> _THE RECORDS_
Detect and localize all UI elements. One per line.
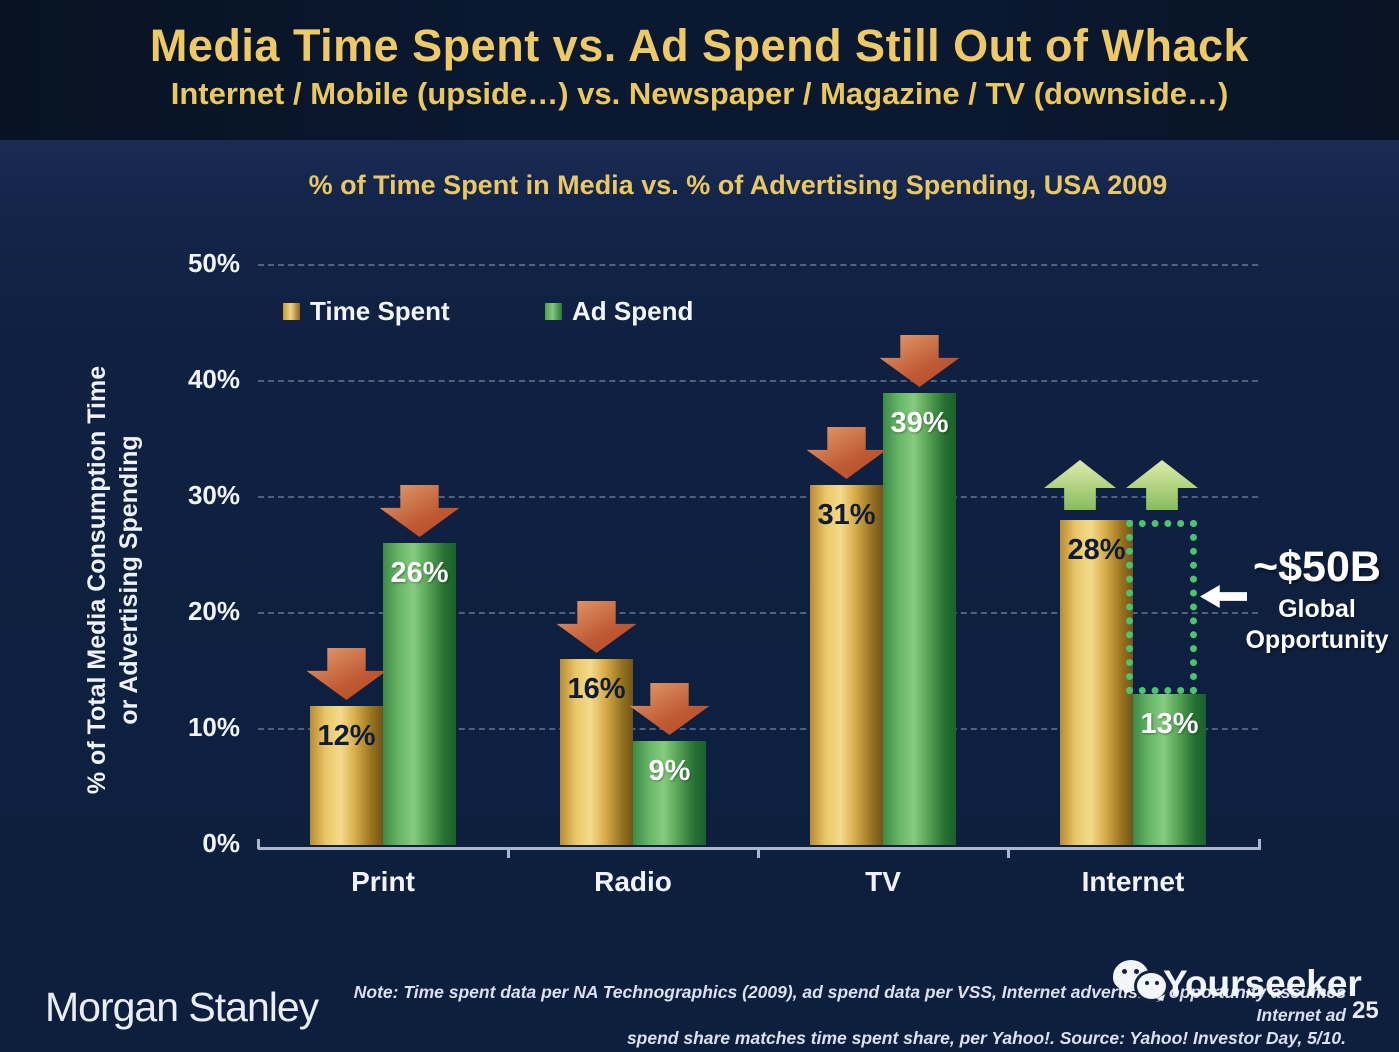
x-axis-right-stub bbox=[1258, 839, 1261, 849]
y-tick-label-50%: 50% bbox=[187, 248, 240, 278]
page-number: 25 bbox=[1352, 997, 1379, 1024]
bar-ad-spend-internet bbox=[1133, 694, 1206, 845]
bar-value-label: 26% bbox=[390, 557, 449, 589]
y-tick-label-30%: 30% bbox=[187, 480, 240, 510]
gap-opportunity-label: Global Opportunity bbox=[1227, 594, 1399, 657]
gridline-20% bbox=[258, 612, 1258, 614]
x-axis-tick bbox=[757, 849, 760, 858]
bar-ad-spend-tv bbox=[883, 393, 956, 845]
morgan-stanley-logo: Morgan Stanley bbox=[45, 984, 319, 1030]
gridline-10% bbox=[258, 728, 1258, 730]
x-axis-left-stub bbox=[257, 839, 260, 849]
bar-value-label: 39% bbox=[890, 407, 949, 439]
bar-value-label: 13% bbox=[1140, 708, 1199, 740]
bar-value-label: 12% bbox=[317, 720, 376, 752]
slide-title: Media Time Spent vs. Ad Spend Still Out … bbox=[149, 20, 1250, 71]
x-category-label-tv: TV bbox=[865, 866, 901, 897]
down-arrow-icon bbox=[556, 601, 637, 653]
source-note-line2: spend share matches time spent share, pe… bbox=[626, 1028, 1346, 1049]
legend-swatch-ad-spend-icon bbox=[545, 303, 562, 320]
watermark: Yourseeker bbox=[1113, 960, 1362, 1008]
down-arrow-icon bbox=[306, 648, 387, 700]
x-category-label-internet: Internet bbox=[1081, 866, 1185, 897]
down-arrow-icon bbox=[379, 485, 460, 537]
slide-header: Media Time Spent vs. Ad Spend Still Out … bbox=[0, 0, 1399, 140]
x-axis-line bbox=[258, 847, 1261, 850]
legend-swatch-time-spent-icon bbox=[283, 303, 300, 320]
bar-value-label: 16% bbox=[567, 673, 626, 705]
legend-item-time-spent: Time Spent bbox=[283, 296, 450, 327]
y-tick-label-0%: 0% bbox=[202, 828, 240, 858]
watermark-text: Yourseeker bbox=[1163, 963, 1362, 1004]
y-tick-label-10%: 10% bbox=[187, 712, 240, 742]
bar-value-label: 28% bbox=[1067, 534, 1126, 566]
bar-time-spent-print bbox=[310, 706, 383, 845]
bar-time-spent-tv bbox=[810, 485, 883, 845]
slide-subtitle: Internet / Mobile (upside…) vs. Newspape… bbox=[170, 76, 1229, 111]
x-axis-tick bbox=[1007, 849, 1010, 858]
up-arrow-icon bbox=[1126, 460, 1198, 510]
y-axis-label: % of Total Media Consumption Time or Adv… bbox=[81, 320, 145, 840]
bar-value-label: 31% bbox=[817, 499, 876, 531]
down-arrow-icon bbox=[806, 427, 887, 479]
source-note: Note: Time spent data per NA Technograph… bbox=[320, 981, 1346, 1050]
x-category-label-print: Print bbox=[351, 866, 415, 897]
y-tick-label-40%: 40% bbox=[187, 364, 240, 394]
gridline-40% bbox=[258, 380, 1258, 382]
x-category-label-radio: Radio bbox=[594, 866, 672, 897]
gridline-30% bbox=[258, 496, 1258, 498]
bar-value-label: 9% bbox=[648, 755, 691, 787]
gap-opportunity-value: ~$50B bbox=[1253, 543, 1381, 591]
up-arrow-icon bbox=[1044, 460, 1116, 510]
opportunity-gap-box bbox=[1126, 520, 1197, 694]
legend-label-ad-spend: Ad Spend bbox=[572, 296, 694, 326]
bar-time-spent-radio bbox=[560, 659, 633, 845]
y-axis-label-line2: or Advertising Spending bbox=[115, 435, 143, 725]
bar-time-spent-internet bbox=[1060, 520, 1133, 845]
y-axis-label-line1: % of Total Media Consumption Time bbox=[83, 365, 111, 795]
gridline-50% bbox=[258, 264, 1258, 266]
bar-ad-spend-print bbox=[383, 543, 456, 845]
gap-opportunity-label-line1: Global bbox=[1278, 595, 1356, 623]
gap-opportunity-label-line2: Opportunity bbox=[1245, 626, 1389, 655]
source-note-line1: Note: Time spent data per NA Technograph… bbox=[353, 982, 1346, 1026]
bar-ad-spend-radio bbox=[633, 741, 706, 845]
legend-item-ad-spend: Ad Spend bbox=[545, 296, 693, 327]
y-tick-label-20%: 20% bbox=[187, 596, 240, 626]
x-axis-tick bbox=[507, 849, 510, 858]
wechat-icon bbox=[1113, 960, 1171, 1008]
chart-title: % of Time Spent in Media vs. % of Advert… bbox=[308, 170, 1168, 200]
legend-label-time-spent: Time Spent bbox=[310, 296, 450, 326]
==
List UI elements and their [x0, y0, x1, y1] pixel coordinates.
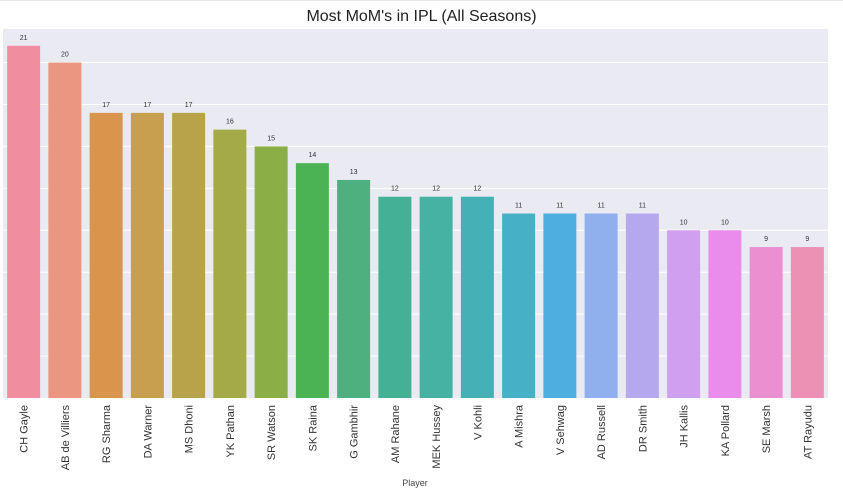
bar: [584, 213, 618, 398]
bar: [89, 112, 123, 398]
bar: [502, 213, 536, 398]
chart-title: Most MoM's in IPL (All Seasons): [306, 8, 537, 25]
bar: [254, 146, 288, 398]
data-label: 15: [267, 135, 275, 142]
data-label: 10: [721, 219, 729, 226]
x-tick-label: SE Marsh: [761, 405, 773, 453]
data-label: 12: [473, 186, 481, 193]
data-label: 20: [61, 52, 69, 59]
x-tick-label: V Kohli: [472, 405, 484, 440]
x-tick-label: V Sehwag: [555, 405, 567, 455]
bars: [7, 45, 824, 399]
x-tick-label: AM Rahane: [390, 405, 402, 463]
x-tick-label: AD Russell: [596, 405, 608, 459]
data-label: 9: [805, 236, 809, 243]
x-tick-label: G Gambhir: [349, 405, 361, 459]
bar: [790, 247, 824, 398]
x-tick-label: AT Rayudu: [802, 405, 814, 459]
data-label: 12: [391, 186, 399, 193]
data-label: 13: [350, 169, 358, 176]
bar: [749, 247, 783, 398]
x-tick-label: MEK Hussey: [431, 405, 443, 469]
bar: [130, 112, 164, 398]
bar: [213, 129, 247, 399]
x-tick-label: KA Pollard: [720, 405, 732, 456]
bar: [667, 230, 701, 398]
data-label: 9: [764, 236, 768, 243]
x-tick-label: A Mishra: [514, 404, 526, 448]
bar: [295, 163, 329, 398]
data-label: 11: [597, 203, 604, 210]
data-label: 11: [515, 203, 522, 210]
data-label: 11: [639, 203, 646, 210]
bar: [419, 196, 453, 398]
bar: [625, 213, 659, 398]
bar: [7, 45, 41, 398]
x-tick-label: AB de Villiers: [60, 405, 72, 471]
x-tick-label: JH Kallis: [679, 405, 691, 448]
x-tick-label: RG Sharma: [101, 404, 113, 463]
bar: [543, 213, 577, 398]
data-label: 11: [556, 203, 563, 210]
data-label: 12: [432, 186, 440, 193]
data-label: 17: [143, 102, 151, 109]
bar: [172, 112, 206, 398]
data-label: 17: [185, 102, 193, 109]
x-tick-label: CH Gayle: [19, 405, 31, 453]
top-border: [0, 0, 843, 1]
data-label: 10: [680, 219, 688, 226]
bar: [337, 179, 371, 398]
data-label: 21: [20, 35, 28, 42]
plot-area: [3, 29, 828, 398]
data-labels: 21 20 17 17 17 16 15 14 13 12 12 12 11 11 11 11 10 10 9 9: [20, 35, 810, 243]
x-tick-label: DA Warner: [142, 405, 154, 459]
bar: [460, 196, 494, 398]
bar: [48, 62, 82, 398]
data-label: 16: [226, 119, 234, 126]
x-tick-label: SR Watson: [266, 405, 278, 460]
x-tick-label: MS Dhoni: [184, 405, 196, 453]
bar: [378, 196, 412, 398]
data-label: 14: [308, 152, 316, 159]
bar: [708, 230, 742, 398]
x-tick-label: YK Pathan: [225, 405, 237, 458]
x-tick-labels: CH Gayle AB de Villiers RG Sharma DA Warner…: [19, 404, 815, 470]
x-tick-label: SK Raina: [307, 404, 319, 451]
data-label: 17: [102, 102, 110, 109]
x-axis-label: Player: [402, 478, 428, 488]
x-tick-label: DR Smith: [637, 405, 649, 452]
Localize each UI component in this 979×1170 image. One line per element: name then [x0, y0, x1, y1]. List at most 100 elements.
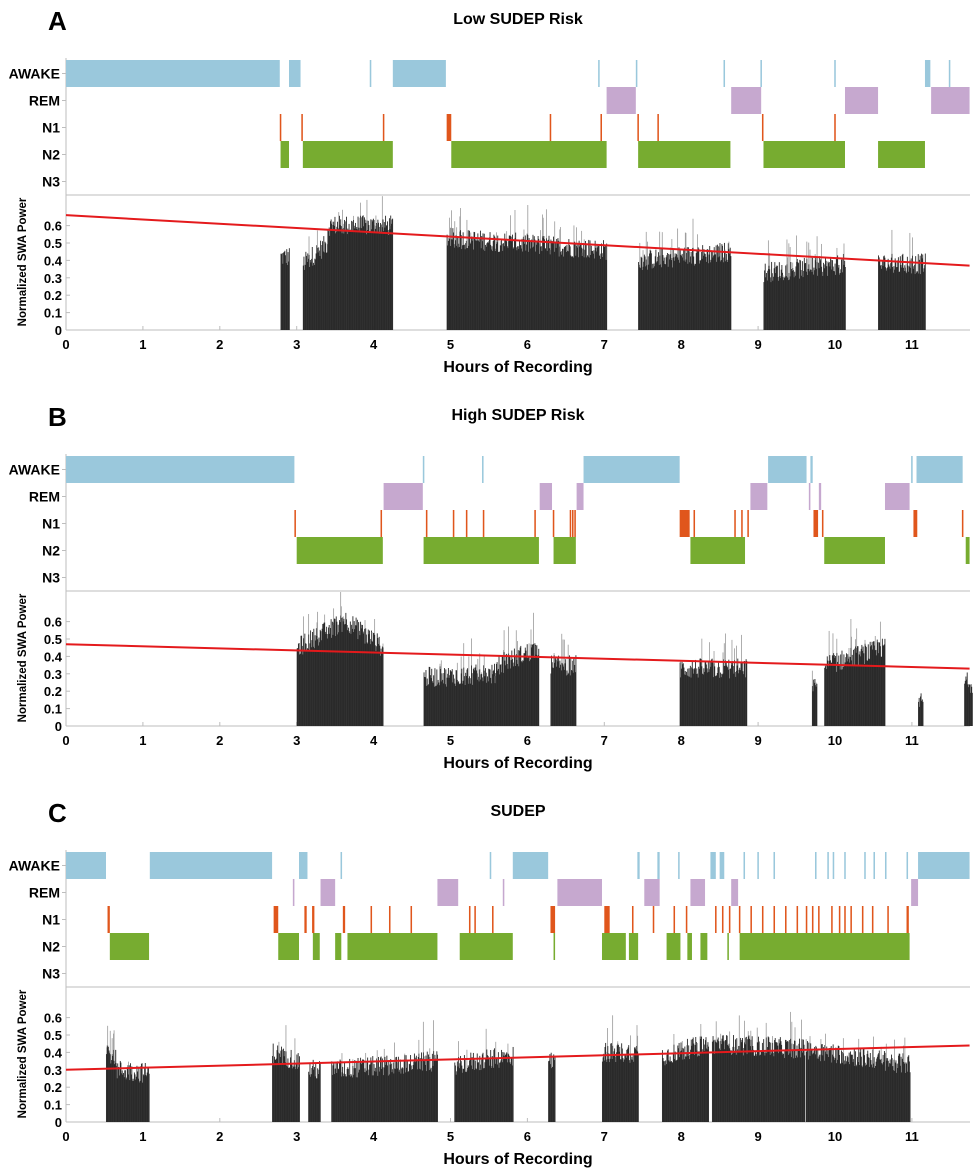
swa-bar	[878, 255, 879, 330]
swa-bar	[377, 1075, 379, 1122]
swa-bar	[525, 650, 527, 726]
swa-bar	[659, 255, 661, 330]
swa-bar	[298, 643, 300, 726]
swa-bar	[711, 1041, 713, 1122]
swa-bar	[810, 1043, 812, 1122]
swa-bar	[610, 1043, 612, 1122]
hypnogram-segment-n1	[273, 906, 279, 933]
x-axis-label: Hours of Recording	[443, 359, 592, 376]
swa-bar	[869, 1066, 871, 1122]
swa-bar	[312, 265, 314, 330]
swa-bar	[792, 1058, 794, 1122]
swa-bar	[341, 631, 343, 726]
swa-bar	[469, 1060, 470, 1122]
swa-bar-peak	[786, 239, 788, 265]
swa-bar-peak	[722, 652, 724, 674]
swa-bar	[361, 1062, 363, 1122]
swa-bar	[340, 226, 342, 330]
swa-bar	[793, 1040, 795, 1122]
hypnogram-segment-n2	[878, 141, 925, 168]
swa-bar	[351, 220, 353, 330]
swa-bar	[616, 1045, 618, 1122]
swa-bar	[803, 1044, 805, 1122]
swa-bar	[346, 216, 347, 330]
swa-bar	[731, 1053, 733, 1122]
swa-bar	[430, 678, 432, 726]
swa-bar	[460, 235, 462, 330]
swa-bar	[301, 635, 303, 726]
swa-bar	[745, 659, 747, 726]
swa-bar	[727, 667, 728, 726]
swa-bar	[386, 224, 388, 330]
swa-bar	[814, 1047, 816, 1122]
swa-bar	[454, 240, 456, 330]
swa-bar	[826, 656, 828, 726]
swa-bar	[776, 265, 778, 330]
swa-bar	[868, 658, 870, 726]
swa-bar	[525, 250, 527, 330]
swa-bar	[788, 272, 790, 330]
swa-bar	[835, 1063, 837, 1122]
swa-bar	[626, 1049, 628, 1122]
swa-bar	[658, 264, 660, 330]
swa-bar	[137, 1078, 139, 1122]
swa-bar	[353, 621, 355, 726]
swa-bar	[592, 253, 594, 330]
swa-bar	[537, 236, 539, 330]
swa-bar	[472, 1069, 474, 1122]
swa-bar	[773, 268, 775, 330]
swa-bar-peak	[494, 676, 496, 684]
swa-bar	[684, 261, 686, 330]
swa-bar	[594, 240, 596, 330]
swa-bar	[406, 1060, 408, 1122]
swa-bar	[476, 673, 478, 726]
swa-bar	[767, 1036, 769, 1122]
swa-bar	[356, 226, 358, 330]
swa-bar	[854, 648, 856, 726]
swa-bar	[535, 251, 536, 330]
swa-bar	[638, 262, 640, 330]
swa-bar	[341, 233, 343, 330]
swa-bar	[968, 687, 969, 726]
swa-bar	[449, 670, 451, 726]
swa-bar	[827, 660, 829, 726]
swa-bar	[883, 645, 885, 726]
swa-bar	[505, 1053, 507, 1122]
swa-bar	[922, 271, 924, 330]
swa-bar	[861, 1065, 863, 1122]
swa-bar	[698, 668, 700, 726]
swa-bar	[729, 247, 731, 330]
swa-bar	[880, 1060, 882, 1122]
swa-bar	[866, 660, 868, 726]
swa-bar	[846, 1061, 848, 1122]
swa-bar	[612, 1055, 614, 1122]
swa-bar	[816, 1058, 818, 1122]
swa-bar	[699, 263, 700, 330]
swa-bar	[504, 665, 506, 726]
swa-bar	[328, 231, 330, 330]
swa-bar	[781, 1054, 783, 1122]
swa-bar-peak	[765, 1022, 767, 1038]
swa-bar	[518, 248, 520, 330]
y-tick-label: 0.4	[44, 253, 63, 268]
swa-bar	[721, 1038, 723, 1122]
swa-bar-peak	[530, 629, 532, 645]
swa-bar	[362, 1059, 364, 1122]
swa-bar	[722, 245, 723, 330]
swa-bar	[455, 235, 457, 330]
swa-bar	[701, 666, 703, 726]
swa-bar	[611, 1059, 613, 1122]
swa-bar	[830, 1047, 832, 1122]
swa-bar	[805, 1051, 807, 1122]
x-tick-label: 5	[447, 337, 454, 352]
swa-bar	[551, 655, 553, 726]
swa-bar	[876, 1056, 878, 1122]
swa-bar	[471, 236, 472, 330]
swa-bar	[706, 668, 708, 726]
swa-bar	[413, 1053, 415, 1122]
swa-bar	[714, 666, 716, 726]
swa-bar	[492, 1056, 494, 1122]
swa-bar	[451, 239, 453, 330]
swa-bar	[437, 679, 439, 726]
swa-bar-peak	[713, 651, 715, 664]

> _THE EXERCISE_
Starting at the line with "bar: [584, 213, 618, 398]" and ending at the line with "bar: [7, 45, 41, 398]", give that data again, substituting "category-label" for every "x-tick-label" and leaving everything else unchanged.

> _COMPLETE OUTPUT_
bar: [584, 213, 618, 398]
bar: [89, 112, 123, 398]
bar: [502, 213, 536, 398]
chart-title: Most MoM's in IPL (All Seasons): [306, 8, 537, 25]
bar: [254, 146, 288, 398]
data-label: 15: [267, 135, 275, 142]
data-label: 10: [721, 219, 729, 226]
category-label: SE Marsh: [761, 405, 773, 453]
data-label: 12: [473, 186, 481, 193]
data-label: 20: [61, 52, 69, 59]
category-label: V Kohli: [472, 405, 484, 440]
category-label: V Sehwag: [555, 405, 567, 455]
bars: [7, 45, 824, 399]
category-label: AM Rahane: [390, 405, 402, 463]
category-label: AD Russell: [596, 405, 608, 459]
data-label: 9: [805, 236, 809, 243]
category-label: G Gambhir: [349, 405, 361, 459]
bar: [790, 247, 824, 398]
category-label: AT Rayudu: [802, 405, 814, 459]
data-label: 12: [391, 186, 399, 193]
data-label: 13: [350, 169, 358, 176]
bar: [749, 247, 783, 398]
category-label: MEK Hussey: [431, 405, 443, 469]
bar: [130, 112, 164, 398]
bar: [213, 129, 247, 399]
category-label: KA Pollard: [720, 405, 732, 456]
bar: [667, 230, 701, 398]
data-label: 9: [764, 236, 768, 243]
category-label: A Mishra: [514, 404, 526, 448]
bar: [295, 163, 329, 398]
data-label: 11: [597, 203, 604, 210]
data-label: 11: [515, 203, 522, 210]
data-label: 11: [639, 203, 646, 210]
bar: [419, 196, 453, 398]
bar: [625, 213, 659, 398]
bar: [7, 45, 41, 398]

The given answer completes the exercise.